• ACTION ITEM
Copy each line of the entries below that contains the string "header".

********************

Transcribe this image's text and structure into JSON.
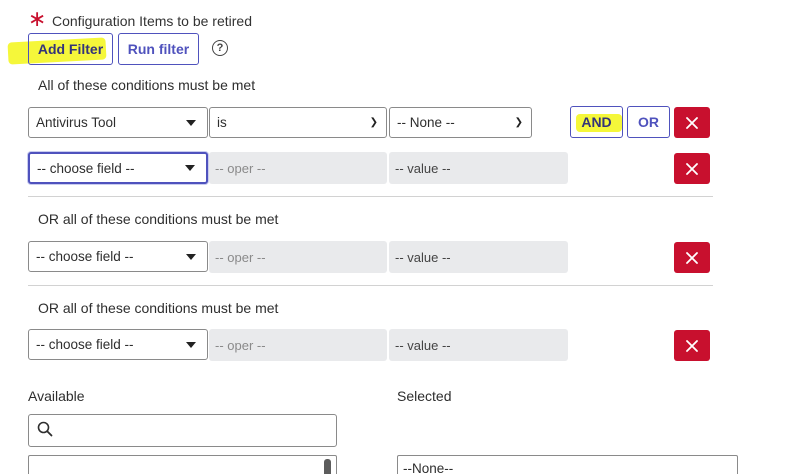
{
  "header": {
    "required_marker": "∗",
    "title": "Configuration Items to be retired"
  },
  "toolbar": {
    "add_filter_label": "Add Filter",
    "run_filter_label": "Run filter",
    "help_icon": "question-circle-icon",
    "help_glyph": "?"
  },
  "groups": [
    {
      "heading": "All of these conditions must be met",
      "rows": [
        {
          "field": "Antivirus Tool",
          "operator": "is",
          "value": "-- None --",
          "and_label": "AND",
          "or_label": "OR"
        },
        {
          "field": "-- choose field --",
          "operator": "-- oper --",
          "value": "-- value --"
        }
      ]
    },
    {
      "heading": "OR all of these conditions must be met",
      "rows": [
        {
          "field": "-- choose field --",
          "operator": "-- oper --",
          "value": "-- value --"
        }
      ]
    },
    {
      "heading": "OR all of these conditions must be met",
      "rows": [
        {
          "field": "-- choose field --",
          "operator": "-- oper --",
          "value": "-- value --"
        }
      ]
    }
  ],
  "slushbucket": {
    "available_label": "Available",
    "selected_label": "Selected",
    "search_placeholder": "",
    "selected_items": [
      "--None--"
    ]
  },
  "colors": {
    "accent": "#4f52bd",
    "danger": "#c8102e",
    "highlight": "#f5f73a"
  }
}
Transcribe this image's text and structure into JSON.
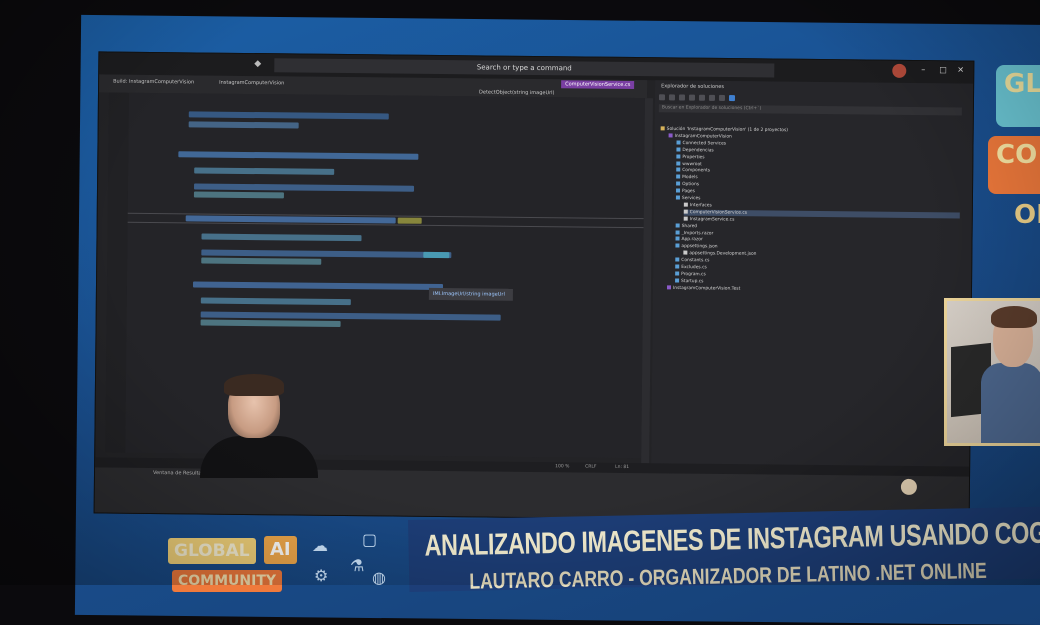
{
  "ide": {
    "search_placeholder": "Search or type a command",
    "window_title": "Build: InstagramComputerVision",
    "tabs": [
      {
        "label": "InstagramComputerVision",
        "active": false
      },
      {
        "label": "ComputerVisionService.cs",
        "active": true
      },
      {
        "label": "DetectObject(string imageUrl)",
        "active": false
      }
    ],
    "tooltip": "IMI.ImageUrl/string imageUrl"
  },
  "solution": {
    "header": "Explorador de soluciones",
    "search_placeholder": "Buscar en Explorador de soluciones (Ctrl+`)",
    "items": [
      {
        "label": "Solución 'InstagramComputerVision' (1 de 2 proyectos)",
        "indent": 0
      },
      {
        "label": "InstagramComputerVision",
        "indent": 1
      },
      {
        "label": "Connected Services",
        "indent": 2
      },
      {
        "label": "Dependencias",
        "indent": 2
      },
      {
        "label": "Properties",
        "indent": 2
      },
      {
        "label": "wwwroot",
        "indent": 2
      },
      {
        "label": "Components",
        "indent": 2
      },
      {
        "label": "Models",
        "indent": 2
      },
      {
        "label": "Options",
        "indent": 2
      },
      {
        "label": "Pages",
        "indent": 2
      },
      {
        "label": "Services",
        "indent": 2
      },
      {
        "label": "Interfaces",
        "indent": 3
      },
      {
        "label": "ComputerVisionService.cs",
        "indent": 3,
        "selected": true
      },
      {
        "label": "InstagramService.cs",
        "indent": 3
      },
      {
        "label": "Shared",
        "indent": 2
      },
      {
        "label": "_Imports.razor",
        "indent": 2
      },
      {
        "label": "App.razor",
        "indent": 2
      },
      {
        "label": "appsettings.json",
        "indent": 2
      },
      {
        "label": "appsettings.Development.json",
        "indent": 3
      },
      {
        "label": "Constants.cs",
        "indent": 2
      },
      {
        "label": "Excludes.cs",
        "indent": 2
      },
      {
        "label": "Program.cs",
        "indent": 2
      },
      {
        "label": "Startup.cs",
        "indent": 2
      },
      {
        "label": "InstagramComputerVision.Test",
        "indent": 1
      }
    ]
  },
  "statusbar": {
    "zoom": "100 %",
    "encoding": "CRLF",
    "position": "Ln: 81"
  },
  "output": {
    "label": "Ventana de Resultados"
  },
  "branding": {
    "right_top": "GL",
    "right_mid": "CO",
    "right_bottom": "ON"
  },
  "banner": {
    "logo_global": "GLOBAL",
    "logo_ai": "AI",
    "logo_community": "COMMUNITY",
    "title": "ANALIZANDO IMAGENES DE INSTAGRAM USANDO COGNITIVE SERVICES",
    "subtitle": "LAUTARO CARRO - ORGANIZADOR DE LATINO .NET ONLINE"
  },
  "colors": {
    "background_blue": "#1a4f8f",
    "accent_purple": "#7a3fa3",
    "banner_cream": "#f6f0d2",
    "brand_orange": "#f07a3c",
    "brand_teal": "#6cc8d6"
  }
}
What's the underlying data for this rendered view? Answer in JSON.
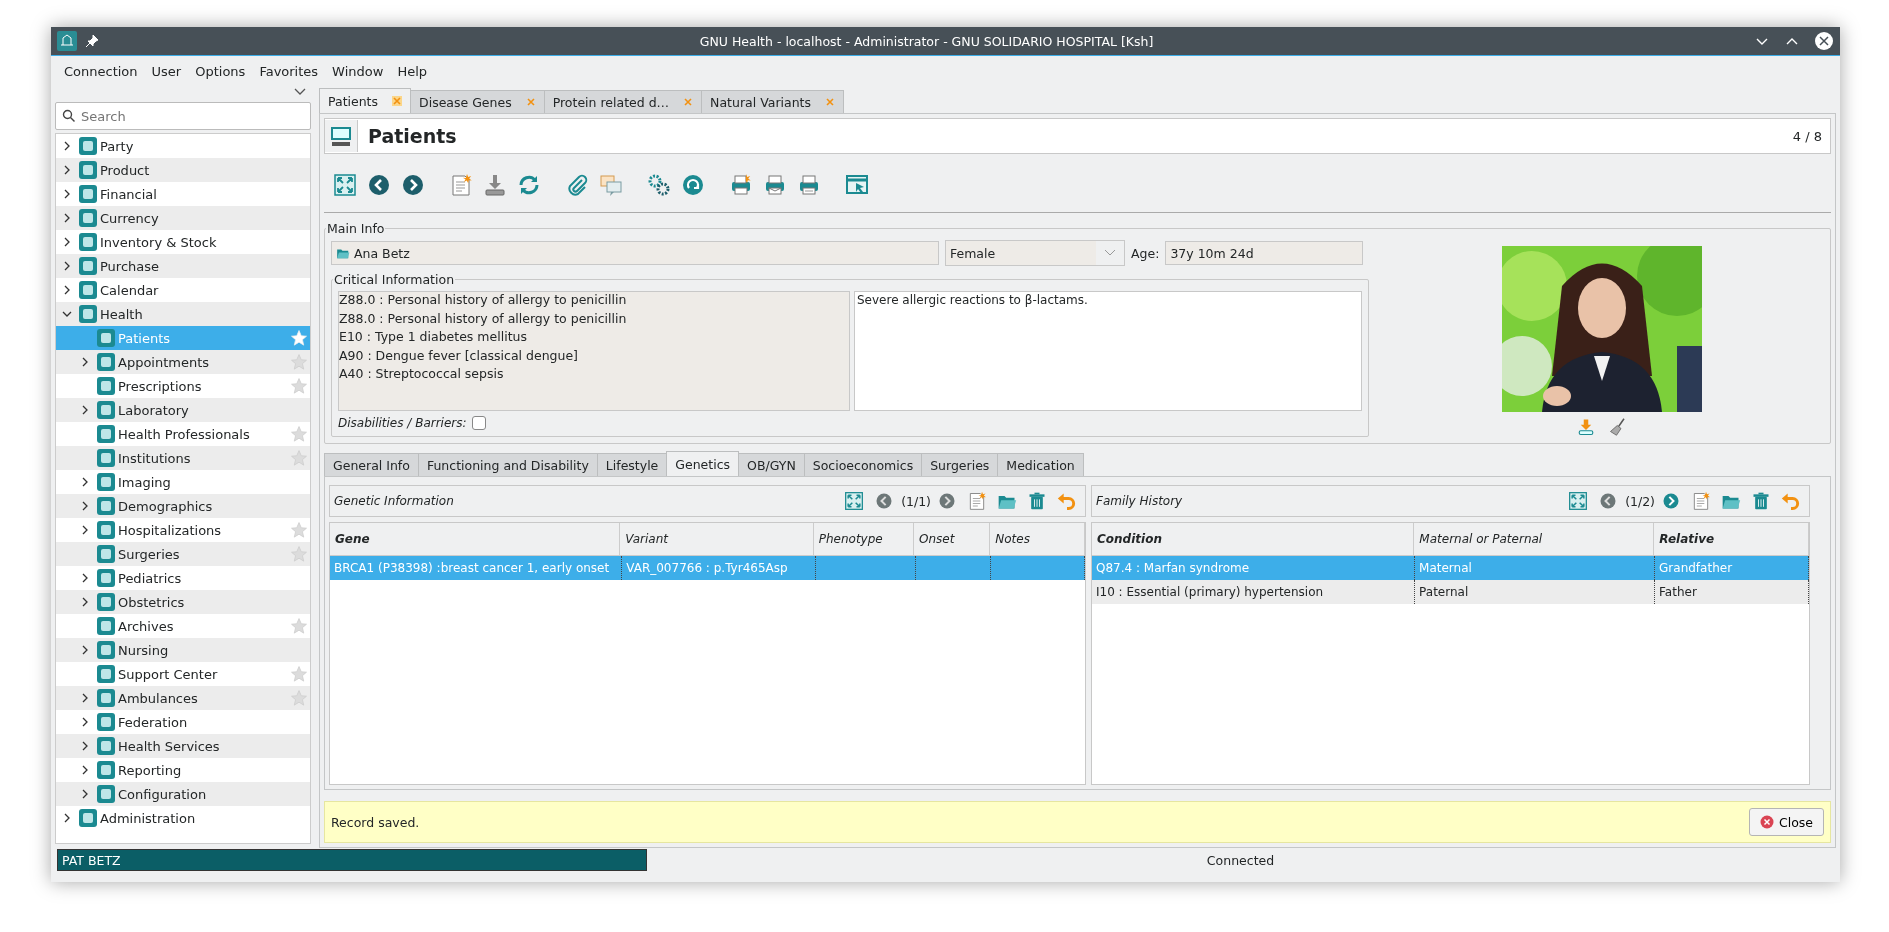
{
  "window": {
    "title": "GNU Health - localhost - Administrator - GNU SOLIDARIO HOSPITAL [Ksh]"
  },
  "menu": [
    "Connection",
    "User",
    "Options",
    "Favorites",
    "Window",
    "Help"
  ],
  "sidebar": {
    "search": {
      "placeholder": "Search"
    },
    "items": [
      {
        "label": "Party",
        "kind": "branch",
        "expanded": false,
        "starred": false,
        "selected": false
      },
      {
        "label": "Product",
        "kind": "branch",
        "expanded": false,
        "starred": false,
        "selected": false
      },
      {
        "label": "Financial",
        "kind": "branch",
        "expanded": false,
        "starred": false,
        "selected": false
      },
      {
        "label": "Currency",
        "kind": "branch",
        "expanded": false,
        "starred": false,
        "selected": false
      },
      {
        "label": "Inventory & Stock",
        "kind": "branch",
        "expanded": false,
        "starred": false,
        "selected": false
      },
      {
        "label": "Purchase",
        "kind": "branch",
        "expanded": false,
        "starred": false,
        "selected": false
      },
      {
        "label": "Calendar",
        "kind": "branch",
        "expanded": false,
        "starred": false,
        "selected": false
      },
      {
        "label": "Health",
        "kind": "branch",
        "expanded": true,
        "starred": false,
        "selected": false,
        "children": [
          {
            "label": "Patients",
            "kind": "leaf",
            "starred": true,
            "selected": true
          },
          {
            "label": "Appointments",
            "kind": "branch",
            "expanded": false,
            "starred": true,
            "selected": false
          },
          {
            "label": "Prescriptions",
            "kind": "leaf",
            "starred": true,
            "selected": false
          },
          {
            "label": "Laboratory",
            "kind": "branch",
            "expanded": false,
            "starred": false,
            "selected": false
          },
          {
            "label": "Health Professionals",
            "kind": "leaf",
            "starred": true,
            "selected": false
          },
          {
            "label": "Institutions",
            "kind": "leaf",
            "starred": true,
            "selected": false
          },
          {
            "label": "Imaging",
            "kind": "branch",
            "expanded": false,
            "starred": false,
            "selected": false
          },
          {
            "label": "Demographics",
            "kind": "branch",
            "expanded": false,
            "starred": false,
            "selected": false
          },
          {
            "label": "Hospitalizations",
            "kind": "branch",
            "expanded": false,
            "starred": true,
            "selected": false
          },
          {
            "label": "Surgeries",
            "kind": "leaf",
            "starred": true,
            "selected": false
          },
          {
            "label": "Pediatrics",
            "kind": "branch",
            "expanded": false,
            "starred": false,
            "selected": false
          },
          {
            "label": "Obstetrics",
            "kind": "branch",
            "expanded": false,
            "starred": false,
            "selected": false
          },
          {
            "label": "Archives",
            "kind": "leaf",
            "starred": true,
            "selected": false
          },
          {
            "label": "Nursing",
            "kind": "branch",
            "expanded": false,
            "starred": false,
            "selected": false
          },
          {
            "label": "Support Center",
            "kind": "leaf",
            "starred": true,
            "selected": false
          },
          {
            "label": "Ambulances",
            "kind": "branch",
            "expanded": false,
            "starred": true,
            "selected": false
          },
          {
            "label": "Federation",
            "kind": "branch",
            "expanded": false,
            "starred": false,
            "selected": false
          },
          {
            "label": "Health Services",
            "kind": "branch",
            "expanded": false,
            "starred": false,
            "selected": false
          },
          {
            "label": "Reporting",
            "kind": "branch",
            "expanded": false,
            "starred": false,
            "selected": false
          },
          {
            "label": "Configuration",
            "kind": "branch",
            "expanded": false,
            "starred": false,
            "selected": false
          }
        ]
      },
      {
        "label": "Administration",
        "kind": "branch",
        "expanded": false,
        "starred": false,
        "selected": false
      }
    ]
  },
  "tabs": [
    {
      "label": "Patients",
      "selected": true
    },
    {
      "label": "Disease Genes",
      "selected": false
    },
    {
      "label": "Protein related d…",
      "selected": false
    },
    {
      "label": "Natural Variants",
      "selected": false
    }
  ],
  "form": {
    "title": "Patients",
    "counter": "4 / 8",
    "main_info": {
      "legend": "Main Info",
      "name": "Ana Betz",
      "gender": "Female",
      "age_label": "Age:",
      "age": "37y 10m 24d",
      "critical": {
        "legend": "Critical Information",
        "conditions": [
          "Z88.0 : Personal history of allergy to penicillin",
          "Z88.0 : Personal history of allergy to penicillin",
          "E10 : Type 1 diabetes mellitus",
          "A90 : Dengue fever [classical dengue]",
          "A40 : Streptococcal sepsis"
        ],
        "notes": "Severe allergic reactions to β-lactams."
      },
      "disabilities": {
        "label": "Disabilities / Barriers:",
        "checked": false
      }
    },
    "notebook": [
      {
        "label": "General Info",
        "selected": false
      },
      {
        "label": "Functioning and Disability",
        "selected": false
      },
      {
        "label": "Lifestyle",
        "selected": false
      },
      {
        "label": "Genetics",
        "selected": true
      },
      {
        "label": "OB/GYN",
        "selected": false
      },
      {
        "label": "Socioeconomics",
        "selected": false
      },
      {
        "label": "Surgeries",
        "selected": false
      },
      {
        "label": "Medication",
        "selected": false
      }
    ],
    "panes": [
      {
        "title": "Genetic Information",
        "counter": "(1/1)",
        "next_enabled": false,
        "columns": [
          {
            "label": "Gene",
            "required": true
          },
          {
            "label": "Variant",
            "required": false
          },
          {
            "label": "Phenotype",
            "required": false
          },
          {
            "label": "Onset",
            "required": false
          },
          {
            "label": "Notes",
            "required": false
          }
        ],
        "rows": [
          {
            "cells": [
              "BRCA1 (P38398) :breast cancer 1, early onset",
              "VAR_007766 : p.Tyr465Asp"
            ],
            "selected": true
          }
        ]
      },
      {
        "title": "Family History",
        "counter": "(1/2)",
        "next_enabled": true,
        "columns": [
          {
            "label": "Condition",
            "required": true
          },
          {
            "label": "Maternal or Paternal",
            "required": false
          },
          {
            "label": "Relative",
            "required": true
          }
        ],
        "rows": [
          {
            "cells": [
              "Q87.4 : Marfan syndrome",
              "Maternal",
              "Grandfather"
            ],
            "selected": true
          },
          {
            "cells": [
              "I10 : Essential (primary) hypertension",
              "Paternal",
              "Father"
            ],
            "selected": false
          }
        ]
      }
    ]
  },
  "message": {
    "text": "Record saved.",
    "button": "Close"
  },
  "status_bar": {
    "user": "PAT BETZ",
    "connection": "Connected"
  }
}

********************

• ANSWER TO THIS TASK
  "header": {
    "header": "Explorador de soluciones",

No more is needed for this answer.